LISTING.

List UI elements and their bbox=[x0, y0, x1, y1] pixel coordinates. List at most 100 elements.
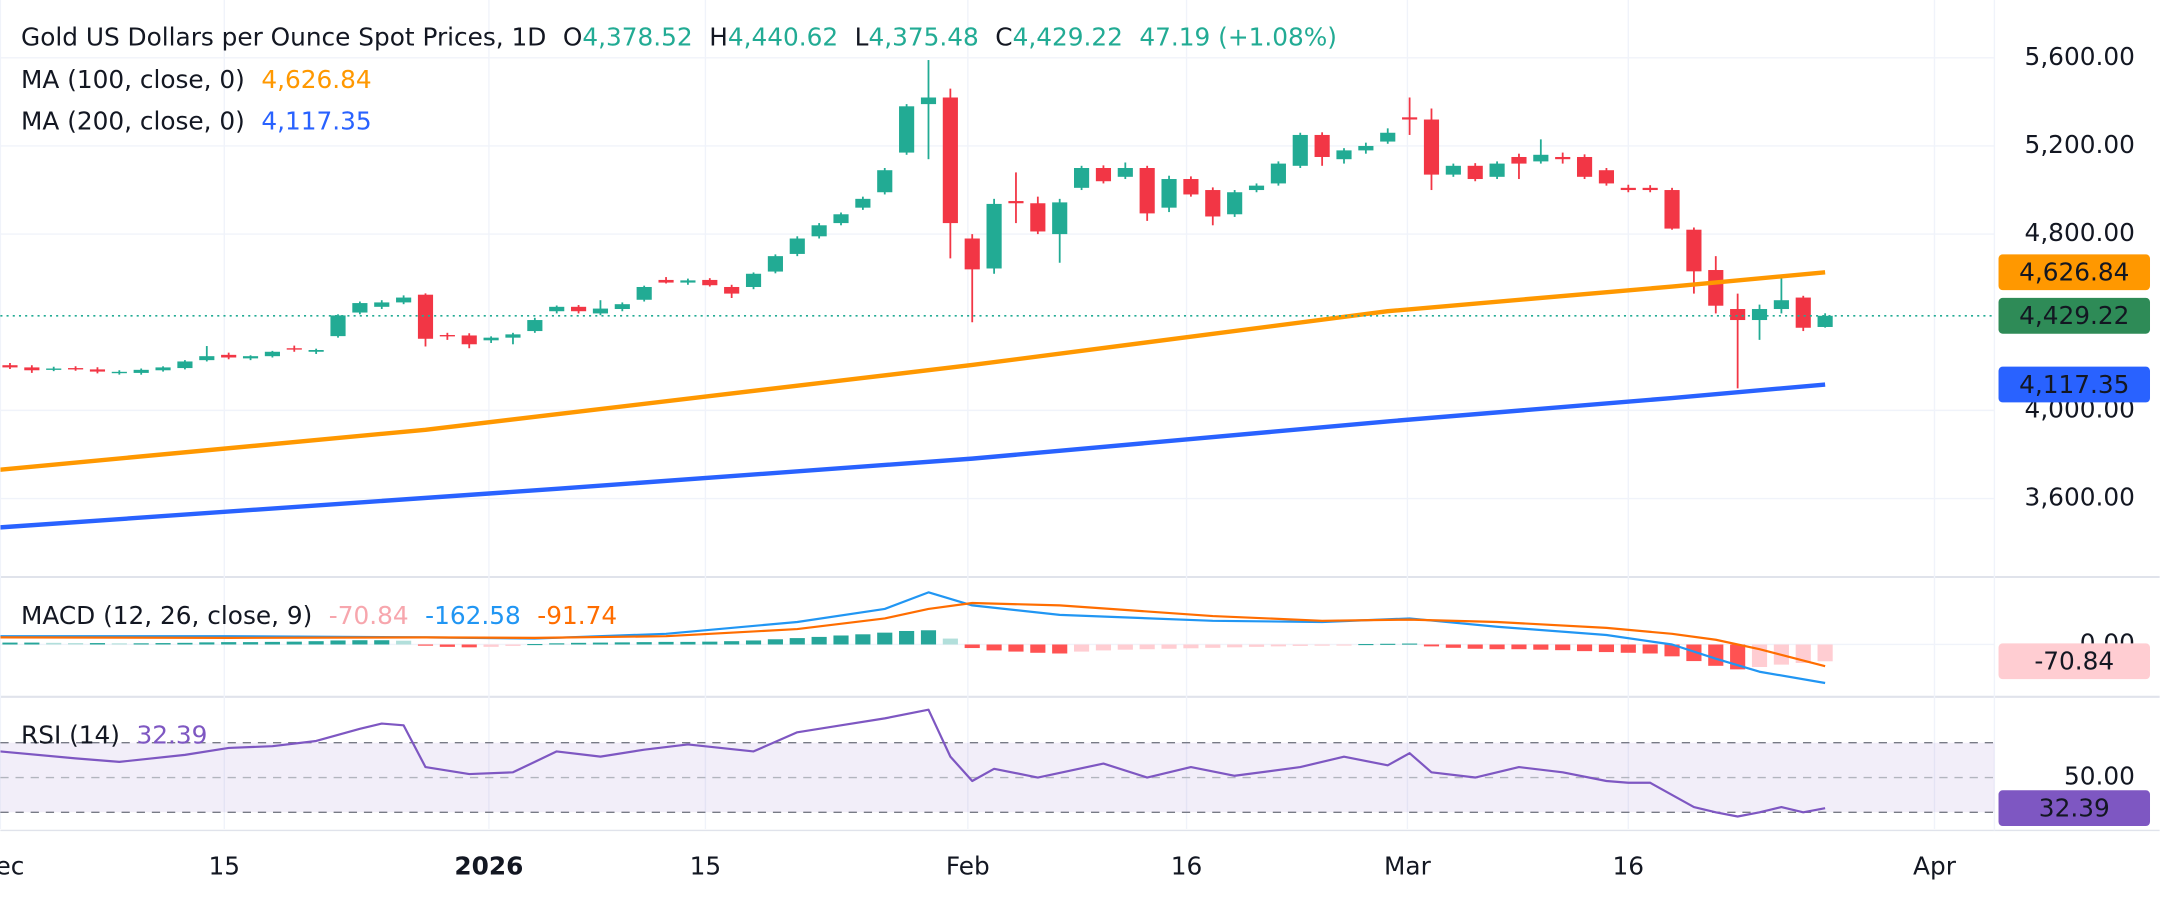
candle-body bbox=[155, 367, 171, 371]
candle-body bbox=[1445, 165, 1461, 175]
histogram-bar bbox=[1708, 644, 1724, 666]
histogram-bar bbox=[1423, 644, 1440, 647]
candle-body bbox=[571, 306, 587, 312]
candle-body bbox=[1008, 201, 1024, 204]
candle-body bbox=[1183, 179, 1199, 195]
series-line bbox=[0, 708, 1826, 818]
candle-body bbox=[417, 294, 434, 339]
histogram-bar bbox=[855, 634, 871, 645]
candle-body bbox=[352, 303, 368, 313]
candle-body bbox=[811, 225, 827, 237]
price-tag-box bbox=[1998, 643, 2151, 680]
histogram-bar bbox=[1052, 644, 1068, 654]
candle-body bbox=[2, 365, 18, 368]
histogram-bar bbox=[1314, 644, 1330, 646]
candle-body bbox=[1117, 168, 1133, 177]
x-tick-label: Apr bbox=[1913, 852, 1957, 881]
candle-body bbox=[1708, 270, 1724, 306]
histogram-bar bbox=[155, 643, 171, 645]
candle-body bbox=[286, 348, 302, 350]
candle-body bbox=[877, 170, 893, 193]
y-tick-label: 5,200.00 bbox=[2025, 130, 2135, 159]
histogram-bar bbox=[286, 641, 302, 645]
candle-body bbox=[702, 279, 718, 286]
ohlc-key: H bbox=[709, 23, 728, 52]
candle-body bbox=[745, 273, 762, 287]
y-tick-label: 3,600.00 bbox=[2025, 483, 2135, 512]
histogram-bar bbox=[1358, 644, 1374, 646]
indicator-legend: MACD (12, 26, close, 9) -70.84 -162.58 -91.… bbox=[21, 601, 617, 630]
ohlc-key: L bbox=[855, 23, 869, 52]
candle-body bbox=[1030, 203, 1046, 232]
chart-header: Gold US Dollars per Ounce Spot Prices, 1… bbox=[21, 23, 1337, 52]
candle-body bbox=[505, 334, 521, 338]
change-label: 47.19 (+1.08%) bbox=[1139, 23, 1337, 52]
y-tick-label: 4,800.00 bbox=[2025, 218, 2135, 247]
histogram-bar bbox=[199, 642, 215, 645]
histogram-bar bbox=[811, 636, 827, 645]
histogram-bar bbox=[308, 641, 324, 645]
price-tag-label: 4,117.35 bbox=[2019, 370, 2129, 399]
candle-body bbox=[374, 302, 390, 307]
legend-value: -91.74 bbox=[537, 601, 617, 630]
candle-body bbox=[1095, 168, 1112, 182]
candle-body bbox=[1817, 315, 1833, 327]
histogram-bar bbox=[505, 644, 521, 646]
candle-body bbox=[1576, 156, 1593, 177]
histogram-bar bbox=[111, 643, 127, 645]
histogram-bar bbox=[899, 630, 915, 645]
candle-body bbox=[855, 198, 871, 208]
histogram-bar bbox=[789, 638, 805, 645]
candle-body bbox=[964, 238, 980, 270]
histogram-bar bbox=[877, 632, 893, 645]
histogram-bar bbox=[1205, 644, 1221, 648]
candle-body bbox=[1489, 163, 1505, 177]
indicator-legend: RSI (14) 32.39 bbox=[21, 721, 207, 750]
x-tick-label: Mar bbox=[1384, 852, 1432, 881]
candle-body bbox=[789, 238, 805, 254]
ohlc-value: 4,440.62 bbox=[728, 23, 838, 52]
x-tick-label: Dec bbox=[0, 852, 24, 881]
histogram-bar bbox=[46, 642, 62, 645]
histogram-bar bbox=[1642, 644, 1658, 654]
candle-body bbox=[833, 214, 849, 224]
histogram-bar bbox=[483, 644, 499, 647]
histogram-bar bbox=[1095, 644, 1112, 651]
histogram-bar bbox=[1402, 643, 1418, 645]
histogram-bar bbox=[942, 638, 958, 645]
candle-body bbox=[242, 356, 259, 359]
legend-name: MA (200, close, 0) bbox=[21, 107, 245, 136]
candle-body bbox=[46, 368, 62, 370]
grid-layer bbox=[0, 0, 1995, 830]
histogram-bar bbox=[89, 643, 106, 645]
price-tag-label: 4,429.22 bbox=[2019, 301, 2129, 330]
histogram-bar bbox=[1576, 644, 1593, 652]
candle-body bbox=[1555, 156, 1571, 160]
x-tick-label: Feb bbox=[946, 852, 990, 881]
candle-body bbox=[527, 320, 543, 332]
histogram-bar bbox=[767, 639, 783, 645]
price-tag: 4,429.22 bbox=[1998, 297, 2151, 334]
histogram-bar bbox=[1270, 644, 1286, 647]
histogram-bar bbox=[177, 642, 193, 645]
histogram-bar bbox=[1686, 644, 1702, 662]
histogram-bar bbox=[1795, 644, 1811, 663]
histogram-bar bbox=[264, 641, 280, 645]
histogram-bar bbox=[1139, 644, 1155, 650]
candle-body bbox=[899, 106, 915, 153]
price-tag-label: 4,626.84 bbox=[2019, 258, 2129, 287]
candle-body bbox=[1205, 190, 1221, 217]
candle-body bbox=[1336, 150, 1352, 160]
candle-body bbox=[767, 256, 783, 272]
candle-body bbox=[330, 315, 346, 337]
candle-body bbox=[461, 335, 477, 345]
ohlc-key: C bbox=[995, 23, 1012, 52]
histogram-bar bbox=[2, 642, 18, 645]
candle-body bbox=[1686, 229, 1702, 272]
histogram-bar bbox=[833, 635, 849, 645]
x-tick-label: 15 bbox=[209, 852, 241, 881]
candle-body bbox=[1620, 187, 1636, 191]
candle-body bbox=[1730, 309, 1746, 321]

EXERCISE GOAL.
Copy out the lines of the entries above, starting at the one that contains "candle-body bbox=[155, 367, 171, 371]" and ending at the one that contains "candle-body bbox=[352, 303, 368, 313]", both of these included.

WORKED SOLUTION.
candle-body bbox=[155, 367, 171, 371]
candle-body bbox=[1445, 165, 1461, 175]
histogram-bar bbox=[1708, 644, 1724, 666]
histogram-bar bbox=[1423, 644, 1440, 647]
candle-body bbox=[571, 306, 587, 312]
candle-body bbox=[1008, 201, 1024, 204]
candle-body bbox=[1183, 179, 1199, 195]
series-line bbox=[0, 708, 1826, 818]
candle-body bbox=[417, 294, 434, 339]
histogram-bar bbox=[855, 634, 871, 645]
candle-body bbox=[352, 303, 368, 313]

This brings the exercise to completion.